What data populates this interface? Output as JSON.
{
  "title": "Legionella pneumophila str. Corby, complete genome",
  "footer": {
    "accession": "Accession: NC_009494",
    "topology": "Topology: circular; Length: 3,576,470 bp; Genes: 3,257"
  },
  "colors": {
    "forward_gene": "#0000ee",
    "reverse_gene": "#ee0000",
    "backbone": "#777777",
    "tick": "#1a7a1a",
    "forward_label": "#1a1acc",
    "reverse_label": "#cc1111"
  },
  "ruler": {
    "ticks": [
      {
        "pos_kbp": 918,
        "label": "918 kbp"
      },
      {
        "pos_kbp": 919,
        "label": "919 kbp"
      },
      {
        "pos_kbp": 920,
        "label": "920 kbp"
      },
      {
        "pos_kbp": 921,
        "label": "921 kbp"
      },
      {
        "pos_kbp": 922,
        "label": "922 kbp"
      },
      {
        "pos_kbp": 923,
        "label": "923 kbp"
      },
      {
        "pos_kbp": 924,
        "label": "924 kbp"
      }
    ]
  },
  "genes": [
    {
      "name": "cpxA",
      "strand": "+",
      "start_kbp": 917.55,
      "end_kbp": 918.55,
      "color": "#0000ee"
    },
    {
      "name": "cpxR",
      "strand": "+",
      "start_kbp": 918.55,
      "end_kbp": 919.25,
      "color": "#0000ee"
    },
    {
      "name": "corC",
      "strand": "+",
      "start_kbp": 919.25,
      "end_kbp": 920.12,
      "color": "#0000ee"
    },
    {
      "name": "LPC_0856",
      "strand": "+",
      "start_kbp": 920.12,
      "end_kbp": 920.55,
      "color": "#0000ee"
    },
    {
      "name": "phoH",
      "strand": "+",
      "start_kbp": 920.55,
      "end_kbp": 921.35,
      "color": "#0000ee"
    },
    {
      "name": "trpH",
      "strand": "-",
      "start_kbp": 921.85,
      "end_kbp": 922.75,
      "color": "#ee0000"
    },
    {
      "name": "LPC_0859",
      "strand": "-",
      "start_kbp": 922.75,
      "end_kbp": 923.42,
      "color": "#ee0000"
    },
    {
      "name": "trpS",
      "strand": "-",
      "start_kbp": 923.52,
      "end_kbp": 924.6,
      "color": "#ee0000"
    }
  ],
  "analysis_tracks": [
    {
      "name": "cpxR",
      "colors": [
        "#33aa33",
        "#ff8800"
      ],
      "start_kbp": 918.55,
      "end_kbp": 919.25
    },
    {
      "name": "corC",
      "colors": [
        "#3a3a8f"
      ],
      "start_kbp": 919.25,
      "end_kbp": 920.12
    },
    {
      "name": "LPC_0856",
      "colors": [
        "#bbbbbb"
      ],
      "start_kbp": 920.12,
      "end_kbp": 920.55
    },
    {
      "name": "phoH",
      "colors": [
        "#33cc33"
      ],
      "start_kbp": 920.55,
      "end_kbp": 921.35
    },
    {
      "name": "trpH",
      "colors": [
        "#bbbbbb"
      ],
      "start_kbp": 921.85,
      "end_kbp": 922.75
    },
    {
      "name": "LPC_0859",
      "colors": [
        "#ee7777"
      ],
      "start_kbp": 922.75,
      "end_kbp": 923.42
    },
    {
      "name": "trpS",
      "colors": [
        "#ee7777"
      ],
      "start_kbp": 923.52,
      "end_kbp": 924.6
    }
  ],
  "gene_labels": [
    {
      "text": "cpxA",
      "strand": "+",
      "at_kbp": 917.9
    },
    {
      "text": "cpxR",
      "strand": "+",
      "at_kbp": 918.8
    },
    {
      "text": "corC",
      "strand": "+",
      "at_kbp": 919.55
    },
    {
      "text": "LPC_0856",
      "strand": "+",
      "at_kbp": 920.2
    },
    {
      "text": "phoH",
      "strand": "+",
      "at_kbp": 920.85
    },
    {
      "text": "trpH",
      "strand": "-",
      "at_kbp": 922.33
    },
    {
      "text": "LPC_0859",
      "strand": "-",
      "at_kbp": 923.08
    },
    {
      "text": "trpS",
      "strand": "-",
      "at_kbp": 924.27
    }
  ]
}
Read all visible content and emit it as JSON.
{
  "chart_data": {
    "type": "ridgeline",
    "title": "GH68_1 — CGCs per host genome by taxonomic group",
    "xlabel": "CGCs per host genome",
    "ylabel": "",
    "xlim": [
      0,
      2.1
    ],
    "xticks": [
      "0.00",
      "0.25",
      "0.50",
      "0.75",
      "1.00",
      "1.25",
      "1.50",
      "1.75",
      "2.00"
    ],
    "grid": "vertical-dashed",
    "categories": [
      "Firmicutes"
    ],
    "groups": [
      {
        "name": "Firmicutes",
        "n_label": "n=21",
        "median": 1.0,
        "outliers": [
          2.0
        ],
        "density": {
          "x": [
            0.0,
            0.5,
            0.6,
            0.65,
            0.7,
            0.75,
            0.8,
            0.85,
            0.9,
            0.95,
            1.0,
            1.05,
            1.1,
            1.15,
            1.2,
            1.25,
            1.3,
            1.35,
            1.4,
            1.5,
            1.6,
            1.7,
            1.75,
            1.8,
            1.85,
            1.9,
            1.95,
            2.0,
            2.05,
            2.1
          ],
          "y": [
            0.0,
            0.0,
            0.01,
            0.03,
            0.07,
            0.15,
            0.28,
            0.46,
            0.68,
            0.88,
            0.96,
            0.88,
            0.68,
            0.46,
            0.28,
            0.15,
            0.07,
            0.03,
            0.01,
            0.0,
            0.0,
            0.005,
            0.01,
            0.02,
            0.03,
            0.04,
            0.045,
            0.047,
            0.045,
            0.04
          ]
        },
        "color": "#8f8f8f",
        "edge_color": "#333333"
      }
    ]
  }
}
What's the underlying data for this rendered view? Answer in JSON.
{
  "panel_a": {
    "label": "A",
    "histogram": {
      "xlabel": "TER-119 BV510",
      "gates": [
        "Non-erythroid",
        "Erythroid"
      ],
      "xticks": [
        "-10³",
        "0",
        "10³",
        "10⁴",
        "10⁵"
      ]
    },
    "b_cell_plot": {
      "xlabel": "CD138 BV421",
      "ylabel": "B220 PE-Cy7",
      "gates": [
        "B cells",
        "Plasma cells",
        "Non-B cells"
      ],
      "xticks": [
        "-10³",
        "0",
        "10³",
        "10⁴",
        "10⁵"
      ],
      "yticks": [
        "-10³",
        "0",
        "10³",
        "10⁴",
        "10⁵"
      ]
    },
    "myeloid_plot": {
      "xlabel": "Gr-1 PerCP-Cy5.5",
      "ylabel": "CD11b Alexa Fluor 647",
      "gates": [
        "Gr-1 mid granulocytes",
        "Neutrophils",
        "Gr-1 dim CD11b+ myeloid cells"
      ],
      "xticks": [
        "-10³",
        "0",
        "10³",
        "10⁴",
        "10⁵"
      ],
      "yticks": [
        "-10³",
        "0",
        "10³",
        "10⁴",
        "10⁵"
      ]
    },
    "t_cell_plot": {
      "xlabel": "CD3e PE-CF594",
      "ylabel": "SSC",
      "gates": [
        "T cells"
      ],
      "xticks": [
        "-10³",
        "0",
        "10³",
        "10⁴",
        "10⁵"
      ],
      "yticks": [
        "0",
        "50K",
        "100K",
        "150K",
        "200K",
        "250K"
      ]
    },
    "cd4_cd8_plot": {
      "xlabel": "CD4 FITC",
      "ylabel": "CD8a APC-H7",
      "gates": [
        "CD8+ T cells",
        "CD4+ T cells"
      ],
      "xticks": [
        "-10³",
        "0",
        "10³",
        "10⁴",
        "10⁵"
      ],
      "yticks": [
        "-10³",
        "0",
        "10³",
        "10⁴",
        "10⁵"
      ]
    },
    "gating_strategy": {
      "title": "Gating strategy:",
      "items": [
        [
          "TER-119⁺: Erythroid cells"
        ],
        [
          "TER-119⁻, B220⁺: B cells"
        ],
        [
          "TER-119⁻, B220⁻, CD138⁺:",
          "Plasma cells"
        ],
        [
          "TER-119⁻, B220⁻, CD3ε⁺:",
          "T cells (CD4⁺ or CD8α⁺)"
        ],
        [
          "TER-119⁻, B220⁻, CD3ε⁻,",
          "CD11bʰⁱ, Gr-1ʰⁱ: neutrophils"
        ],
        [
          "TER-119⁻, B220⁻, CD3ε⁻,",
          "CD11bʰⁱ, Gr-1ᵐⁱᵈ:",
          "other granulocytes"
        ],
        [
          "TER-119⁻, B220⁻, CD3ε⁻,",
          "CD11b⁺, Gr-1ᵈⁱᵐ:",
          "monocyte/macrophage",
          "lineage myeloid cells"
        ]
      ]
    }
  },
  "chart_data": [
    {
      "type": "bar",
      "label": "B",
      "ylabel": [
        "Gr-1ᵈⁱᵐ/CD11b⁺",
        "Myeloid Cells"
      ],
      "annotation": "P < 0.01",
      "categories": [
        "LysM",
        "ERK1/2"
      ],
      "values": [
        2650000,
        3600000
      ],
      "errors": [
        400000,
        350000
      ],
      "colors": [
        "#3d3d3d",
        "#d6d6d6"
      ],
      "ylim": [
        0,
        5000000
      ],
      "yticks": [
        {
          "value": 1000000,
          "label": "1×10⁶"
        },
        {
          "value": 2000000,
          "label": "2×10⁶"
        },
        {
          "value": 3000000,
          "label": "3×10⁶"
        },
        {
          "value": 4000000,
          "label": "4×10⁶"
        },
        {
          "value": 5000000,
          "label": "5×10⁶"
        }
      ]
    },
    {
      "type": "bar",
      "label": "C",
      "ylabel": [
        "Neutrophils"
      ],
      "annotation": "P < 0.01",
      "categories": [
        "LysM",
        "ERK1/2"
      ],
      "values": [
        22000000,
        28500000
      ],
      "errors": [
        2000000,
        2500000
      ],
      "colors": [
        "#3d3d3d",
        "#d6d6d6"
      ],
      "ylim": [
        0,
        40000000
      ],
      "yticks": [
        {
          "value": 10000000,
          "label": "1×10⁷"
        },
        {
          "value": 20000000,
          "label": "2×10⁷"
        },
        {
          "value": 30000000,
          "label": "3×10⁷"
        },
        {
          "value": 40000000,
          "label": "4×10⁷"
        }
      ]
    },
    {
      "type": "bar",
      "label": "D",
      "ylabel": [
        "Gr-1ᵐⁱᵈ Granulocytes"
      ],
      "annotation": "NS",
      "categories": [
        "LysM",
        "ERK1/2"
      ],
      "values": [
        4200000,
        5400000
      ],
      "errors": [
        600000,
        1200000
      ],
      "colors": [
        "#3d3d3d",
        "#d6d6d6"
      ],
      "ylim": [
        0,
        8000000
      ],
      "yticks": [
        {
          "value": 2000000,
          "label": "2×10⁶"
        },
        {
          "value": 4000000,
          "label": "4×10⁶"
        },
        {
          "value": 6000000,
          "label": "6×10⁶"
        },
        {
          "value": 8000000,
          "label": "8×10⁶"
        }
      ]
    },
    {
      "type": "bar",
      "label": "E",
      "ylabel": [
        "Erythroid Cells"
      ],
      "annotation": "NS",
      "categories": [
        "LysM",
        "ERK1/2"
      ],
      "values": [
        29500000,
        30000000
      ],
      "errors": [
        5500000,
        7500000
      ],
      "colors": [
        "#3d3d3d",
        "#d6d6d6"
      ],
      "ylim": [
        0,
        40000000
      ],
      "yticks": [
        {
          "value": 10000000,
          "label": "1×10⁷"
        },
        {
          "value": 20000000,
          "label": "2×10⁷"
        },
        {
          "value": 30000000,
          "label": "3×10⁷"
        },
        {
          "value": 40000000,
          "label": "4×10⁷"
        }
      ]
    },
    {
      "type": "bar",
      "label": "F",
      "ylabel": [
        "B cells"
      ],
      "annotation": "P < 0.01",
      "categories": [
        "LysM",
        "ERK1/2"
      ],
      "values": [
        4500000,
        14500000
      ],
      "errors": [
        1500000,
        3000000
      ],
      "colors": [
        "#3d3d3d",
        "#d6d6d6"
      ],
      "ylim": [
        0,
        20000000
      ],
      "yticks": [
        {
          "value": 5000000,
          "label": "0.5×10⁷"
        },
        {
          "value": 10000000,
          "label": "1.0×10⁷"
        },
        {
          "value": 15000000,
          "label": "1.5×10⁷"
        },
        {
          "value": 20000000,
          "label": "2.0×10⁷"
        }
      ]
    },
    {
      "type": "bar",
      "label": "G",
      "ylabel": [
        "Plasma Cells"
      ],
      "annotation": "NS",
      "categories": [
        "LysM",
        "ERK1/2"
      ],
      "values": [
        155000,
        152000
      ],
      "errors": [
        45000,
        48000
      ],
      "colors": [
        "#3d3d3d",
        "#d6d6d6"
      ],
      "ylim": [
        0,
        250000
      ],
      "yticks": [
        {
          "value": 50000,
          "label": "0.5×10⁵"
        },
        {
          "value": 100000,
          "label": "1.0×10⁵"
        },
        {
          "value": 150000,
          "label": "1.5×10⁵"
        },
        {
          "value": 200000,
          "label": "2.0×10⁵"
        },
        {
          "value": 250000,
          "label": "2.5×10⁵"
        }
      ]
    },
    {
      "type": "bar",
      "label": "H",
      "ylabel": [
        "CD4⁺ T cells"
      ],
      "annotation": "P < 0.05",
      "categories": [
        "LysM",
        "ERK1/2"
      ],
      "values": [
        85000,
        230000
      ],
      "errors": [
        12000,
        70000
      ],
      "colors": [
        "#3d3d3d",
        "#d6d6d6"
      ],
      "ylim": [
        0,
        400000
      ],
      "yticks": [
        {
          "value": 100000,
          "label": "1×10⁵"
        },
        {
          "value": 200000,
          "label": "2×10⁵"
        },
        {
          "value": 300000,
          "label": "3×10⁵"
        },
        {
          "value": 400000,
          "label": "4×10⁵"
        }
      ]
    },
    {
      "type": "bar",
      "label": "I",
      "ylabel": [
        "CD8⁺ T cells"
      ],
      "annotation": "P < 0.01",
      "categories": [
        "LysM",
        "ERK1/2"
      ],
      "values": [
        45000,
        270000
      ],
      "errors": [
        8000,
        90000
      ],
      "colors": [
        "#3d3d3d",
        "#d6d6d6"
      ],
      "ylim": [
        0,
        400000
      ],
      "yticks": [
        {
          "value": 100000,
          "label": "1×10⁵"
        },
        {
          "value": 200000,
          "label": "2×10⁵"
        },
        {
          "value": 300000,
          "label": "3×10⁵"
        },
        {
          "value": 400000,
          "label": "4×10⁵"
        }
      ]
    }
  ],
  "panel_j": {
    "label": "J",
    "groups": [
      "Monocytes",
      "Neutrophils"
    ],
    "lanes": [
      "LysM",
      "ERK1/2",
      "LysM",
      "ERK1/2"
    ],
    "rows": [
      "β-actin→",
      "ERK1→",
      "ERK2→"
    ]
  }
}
************
* What to do:
When a line in the listing has the word "host", return that line.

* Solved exercise:
    "title": "GH68_1 — CGCs per host genome by taxonomic group",
    "xlabel": "CGCs per host genome",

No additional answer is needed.